**PROMPT**. Scan the entries below for the word "image". Copy each line that has it.

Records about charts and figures
= = =

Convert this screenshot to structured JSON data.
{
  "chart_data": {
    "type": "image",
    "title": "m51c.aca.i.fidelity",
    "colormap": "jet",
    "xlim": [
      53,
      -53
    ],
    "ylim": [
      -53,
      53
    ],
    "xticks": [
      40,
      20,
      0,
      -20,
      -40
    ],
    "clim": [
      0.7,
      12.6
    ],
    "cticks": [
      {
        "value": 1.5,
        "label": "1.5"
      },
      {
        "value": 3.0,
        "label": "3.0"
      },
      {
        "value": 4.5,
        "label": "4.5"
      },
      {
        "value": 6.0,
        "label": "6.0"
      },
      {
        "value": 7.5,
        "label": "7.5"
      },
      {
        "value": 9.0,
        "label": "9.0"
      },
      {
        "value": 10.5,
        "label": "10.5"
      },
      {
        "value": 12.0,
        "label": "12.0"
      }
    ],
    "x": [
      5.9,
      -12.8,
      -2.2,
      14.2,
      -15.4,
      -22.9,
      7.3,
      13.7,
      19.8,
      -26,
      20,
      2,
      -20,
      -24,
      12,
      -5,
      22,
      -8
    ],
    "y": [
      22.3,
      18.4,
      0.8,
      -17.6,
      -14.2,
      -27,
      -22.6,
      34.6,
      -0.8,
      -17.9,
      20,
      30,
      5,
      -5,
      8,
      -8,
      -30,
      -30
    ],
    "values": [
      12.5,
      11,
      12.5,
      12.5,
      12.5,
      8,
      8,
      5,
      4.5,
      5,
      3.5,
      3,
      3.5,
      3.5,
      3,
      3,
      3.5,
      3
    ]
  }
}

= = =

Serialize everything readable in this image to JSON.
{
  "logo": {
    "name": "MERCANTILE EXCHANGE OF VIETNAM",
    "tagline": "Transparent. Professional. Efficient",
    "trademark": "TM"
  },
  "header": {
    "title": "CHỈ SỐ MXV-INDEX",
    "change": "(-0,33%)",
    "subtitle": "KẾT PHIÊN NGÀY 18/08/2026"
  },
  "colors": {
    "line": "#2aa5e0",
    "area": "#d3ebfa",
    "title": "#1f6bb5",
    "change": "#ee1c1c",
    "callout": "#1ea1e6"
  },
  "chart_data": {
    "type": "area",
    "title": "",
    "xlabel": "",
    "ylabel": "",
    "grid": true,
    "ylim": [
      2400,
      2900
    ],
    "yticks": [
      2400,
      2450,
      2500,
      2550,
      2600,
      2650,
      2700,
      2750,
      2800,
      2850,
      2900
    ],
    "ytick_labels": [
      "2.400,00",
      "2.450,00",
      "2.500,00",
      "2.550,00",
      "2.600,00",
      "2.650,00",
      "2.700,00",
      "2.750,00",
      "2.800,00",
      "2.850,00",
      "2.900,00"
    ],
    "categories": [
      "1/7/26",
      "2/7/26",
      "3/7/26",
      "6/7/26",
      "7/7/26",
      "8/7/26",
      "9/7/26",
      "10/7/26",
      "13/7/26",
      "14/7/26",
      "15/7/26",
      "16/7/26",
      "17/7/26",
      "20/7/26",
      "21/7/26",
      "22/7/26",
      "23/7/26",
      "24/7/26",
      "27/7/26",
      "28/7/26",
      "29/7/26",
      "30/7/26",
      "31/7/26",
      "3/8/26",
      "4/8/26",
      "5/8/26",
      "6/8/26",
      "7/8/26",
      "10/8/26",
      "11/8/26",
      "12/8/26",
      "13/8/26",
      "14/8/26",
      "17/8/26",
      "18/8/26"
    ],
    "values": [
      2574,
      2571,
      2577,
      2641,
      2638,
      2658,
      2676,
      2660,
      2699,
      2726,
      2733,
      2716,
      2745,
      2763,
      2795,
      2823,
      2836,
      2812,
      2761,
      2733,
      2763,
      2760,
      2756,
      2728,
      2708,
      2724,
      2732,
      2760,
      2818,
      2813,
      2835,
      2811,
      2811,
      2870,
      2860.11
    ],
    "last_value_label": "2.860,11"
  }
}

= = =

**REPLY TO THE TASK**.
    "type": "image",
Serialize everything readable in this image to JSON.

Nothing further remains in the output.